EXERCISE REQUIREMENTS
Pictures are not part of the copy; repeat everything else in the records exactly.

--- start ---

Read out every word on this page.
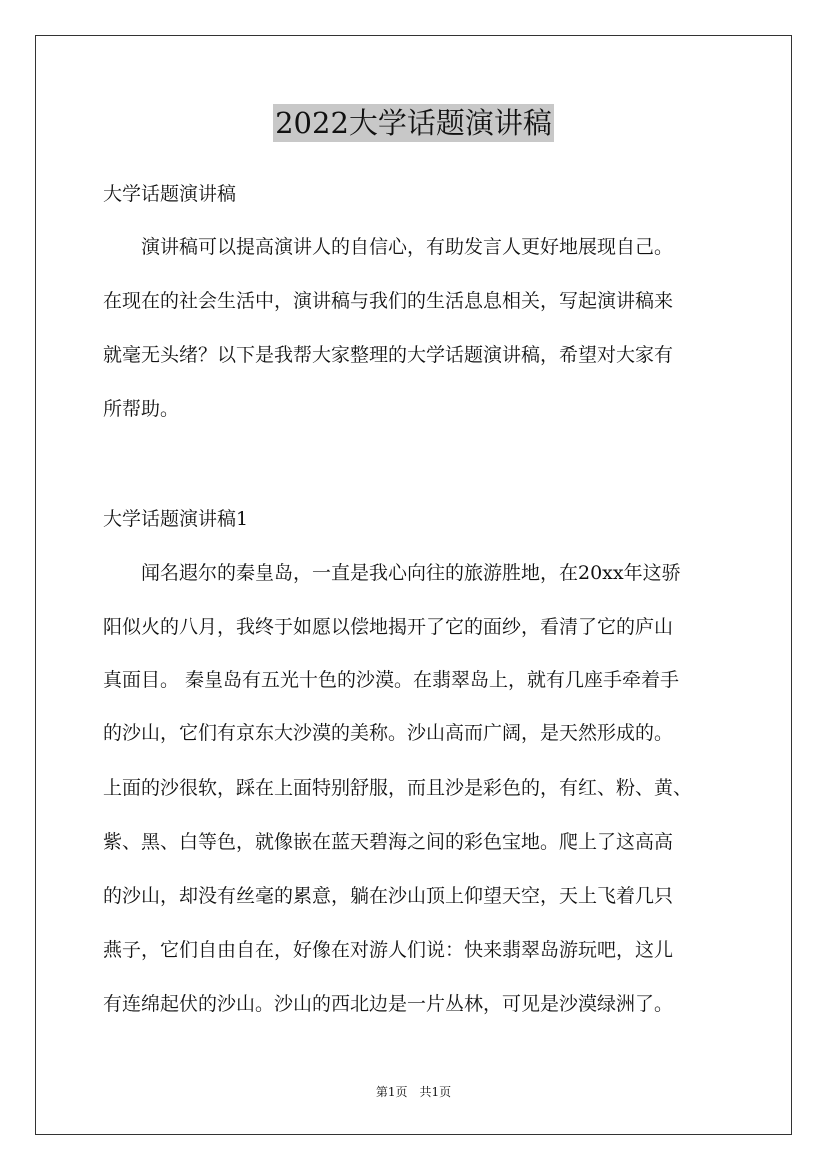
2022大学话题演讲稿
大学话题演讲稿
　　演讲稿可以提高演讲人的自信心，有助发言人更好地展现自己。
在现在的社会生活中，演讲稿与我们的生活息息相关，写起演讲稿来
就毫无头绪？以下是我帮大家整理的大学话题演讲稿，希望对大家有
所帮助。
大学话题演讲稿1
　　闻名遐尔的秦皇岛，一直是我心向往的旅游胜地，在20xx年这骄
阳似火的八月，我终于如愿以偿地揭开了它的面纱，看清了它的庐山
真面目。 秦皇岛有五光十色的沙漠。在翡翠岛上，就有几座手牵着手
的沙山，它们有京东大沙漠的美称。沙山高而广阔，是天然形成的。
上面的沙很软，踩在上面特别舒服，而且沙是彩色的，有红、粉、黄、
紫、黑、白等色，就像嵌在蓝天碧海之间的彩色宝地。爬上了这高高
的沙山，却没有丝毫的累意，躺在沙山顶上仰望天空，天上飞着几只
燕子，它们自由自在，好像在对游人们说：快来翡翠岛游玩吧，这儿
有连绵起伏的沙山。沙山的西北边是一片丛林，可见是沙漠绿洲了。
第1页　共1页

--- end ---

EXERCISE RESULT
Read out every word on this page.
2022大学话题演讲稿
大学话题演讲稿
　　演讲稿可以提高演讲人的自信心，有助发言人更好地展现自己。
在现在的社会生活中，演讲稿与我们的生活息息相关，写起演讲稿来
就毫无头绪？以下是我帮大家整理的大学话题演讲稿，希望对大家有
所帮助。
大学话题演讲稿1
　　闻名遐尔的秦皇岛，一直是我心向往的旅游胜地，在20xx年这骄
阳似火的八月，我终于如愿以偿地揭开了它的面纱，看清了它的庐山
真面目。 秦皇岛有五光十色的沙漠。在翡翠岛上，就有几座手牵着手
的沙山，它们有京东大沙漠的美称。沙山高而广阔，是天然形成的。
上面的沙很软，踩在上面特别舒服，而且沙是彩色的，有红、粉、黄、
紫、黑、白等色，就像嵌在蓝天碧海之间的彩色宝地。爬上了这高高
的沙山，却没有丝毫的累意，躺在沙山顶上仰望天空，天上飞着几只
燕子，它们自由自在，好像在对游人们说：快来翡翠岛游玩吧，这儿
有连绵起伏的沙山。沙山的西北边是一片丛林，可见是沙漠绿洲了。
第1页　共1页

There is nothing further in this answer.